● Instructions for the task
Collect all lines containing the word "اغتای" from the data.

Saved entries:

==========

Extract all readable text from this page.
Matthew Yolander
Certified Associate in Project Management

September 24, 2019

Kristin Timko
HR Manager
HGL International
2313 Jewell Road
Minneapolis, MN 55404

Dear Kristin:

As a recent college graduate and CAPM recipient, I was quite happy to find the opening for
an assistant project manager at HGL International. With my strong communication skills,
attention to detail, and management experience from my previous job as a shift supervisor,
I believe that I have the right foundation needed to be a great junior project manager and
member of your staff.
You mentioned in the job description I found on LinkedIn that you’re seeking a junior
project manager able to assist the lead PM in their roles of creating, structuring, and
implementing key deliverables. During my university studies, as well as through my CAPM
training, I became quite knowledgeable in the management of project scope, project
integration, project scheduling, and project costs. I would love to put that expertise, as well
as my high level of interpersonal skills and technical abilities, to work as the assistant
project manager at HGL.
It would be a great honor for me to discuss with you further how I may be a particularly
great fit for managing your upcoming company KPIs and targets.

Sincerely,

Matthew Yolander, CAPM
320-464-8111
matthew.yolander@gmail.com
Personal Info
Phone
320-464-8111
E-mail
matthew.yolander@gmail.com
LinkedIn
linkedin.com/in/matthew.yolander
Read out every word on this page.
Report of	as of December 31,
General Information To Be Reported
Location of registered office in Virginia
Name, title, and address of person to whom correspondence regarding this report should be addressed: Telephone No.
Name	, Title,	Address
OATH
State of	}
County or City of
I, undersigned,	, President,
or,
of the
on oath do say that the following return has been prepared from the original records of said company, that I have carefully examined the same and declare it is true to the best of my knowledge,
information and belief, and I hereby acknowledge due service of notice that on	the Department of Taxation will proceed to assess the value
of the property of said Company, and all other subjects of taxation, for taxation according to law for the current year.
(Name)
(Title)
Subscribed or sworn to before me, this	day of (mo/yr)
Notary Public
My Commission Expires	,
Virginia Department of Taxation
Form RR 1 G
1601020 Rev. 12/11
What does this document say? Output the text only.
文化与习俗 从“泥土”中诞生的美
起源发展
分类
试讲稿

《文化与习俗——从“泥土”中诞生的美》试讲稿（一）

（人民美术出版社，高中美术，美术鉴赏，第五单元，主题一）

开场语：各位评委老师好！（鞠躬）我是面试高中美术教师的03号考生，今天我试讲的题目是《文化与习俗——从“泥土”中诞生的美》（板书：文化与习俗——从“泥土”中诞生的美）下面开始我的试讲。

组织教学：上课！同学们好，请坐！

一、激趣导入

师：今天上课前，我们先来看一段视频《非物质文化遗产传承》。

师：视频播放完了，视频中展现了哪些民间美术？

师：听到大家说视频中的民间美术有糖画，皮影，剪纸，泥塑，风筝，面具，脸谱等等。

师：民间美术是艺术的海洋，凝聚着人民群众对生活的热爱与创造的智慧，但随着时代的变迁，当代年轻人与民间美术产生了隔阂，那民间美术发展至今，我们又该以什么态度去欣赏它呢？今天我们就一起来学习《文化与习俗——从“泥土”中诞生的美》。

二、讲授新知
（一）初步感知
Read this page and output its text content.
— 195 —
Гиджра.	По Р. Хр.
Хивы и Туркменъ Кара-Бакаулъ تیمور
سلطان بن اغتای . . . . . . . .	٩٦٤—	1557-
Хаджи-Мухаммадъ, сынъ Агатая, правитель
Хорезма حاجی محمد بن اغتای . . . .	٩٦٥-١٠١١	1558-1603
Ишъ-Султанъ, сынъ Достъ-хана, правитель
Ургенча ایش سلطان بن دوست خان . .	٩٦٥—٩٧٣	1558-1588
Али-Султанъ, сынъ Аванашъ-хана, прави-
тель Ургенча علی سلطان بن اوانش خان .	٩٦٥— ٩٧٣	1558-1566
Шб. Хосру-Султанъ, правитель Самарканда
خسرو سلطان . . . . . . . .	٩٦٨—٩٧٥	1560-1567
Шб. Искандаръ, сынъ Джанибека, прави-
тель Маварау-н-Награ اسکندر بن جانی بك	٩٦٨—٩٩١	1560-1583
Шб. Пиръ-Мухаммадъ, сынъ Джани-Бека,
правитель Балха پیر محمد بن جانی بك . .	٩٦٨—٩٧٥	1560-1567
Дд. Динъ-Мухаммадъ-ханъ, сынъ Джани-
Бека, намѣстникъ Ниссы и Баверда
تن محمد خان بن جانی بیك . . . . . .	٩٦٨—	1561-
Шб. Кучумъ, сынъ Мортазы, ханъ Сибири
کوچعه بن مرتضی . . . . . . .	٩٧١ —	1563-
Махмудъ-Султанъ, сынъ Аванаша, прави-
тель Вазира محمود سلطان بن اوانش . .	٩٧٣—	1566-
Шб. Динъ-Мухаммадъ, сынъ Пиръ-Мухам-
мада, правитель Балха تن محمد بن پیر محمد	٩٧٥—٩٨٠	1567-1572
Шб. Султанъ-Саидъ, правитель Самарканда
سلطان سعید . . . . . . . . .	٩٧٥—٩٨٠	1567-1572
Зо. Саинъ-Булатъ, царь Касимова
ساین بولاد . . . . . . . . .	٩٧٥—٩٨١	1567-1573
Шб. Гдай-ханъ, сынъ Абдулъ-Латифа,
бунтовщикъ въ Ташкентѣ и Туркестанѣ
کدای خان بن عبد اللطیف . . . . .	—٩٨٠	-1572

==========

● Solution to this problem
سلطان بن اغتای . . . . . . . .	٩٦٤—	1557-
Хорезма حاجی محمد بن اغتای . . . .	٩٦٥-١٠١١	1558-1603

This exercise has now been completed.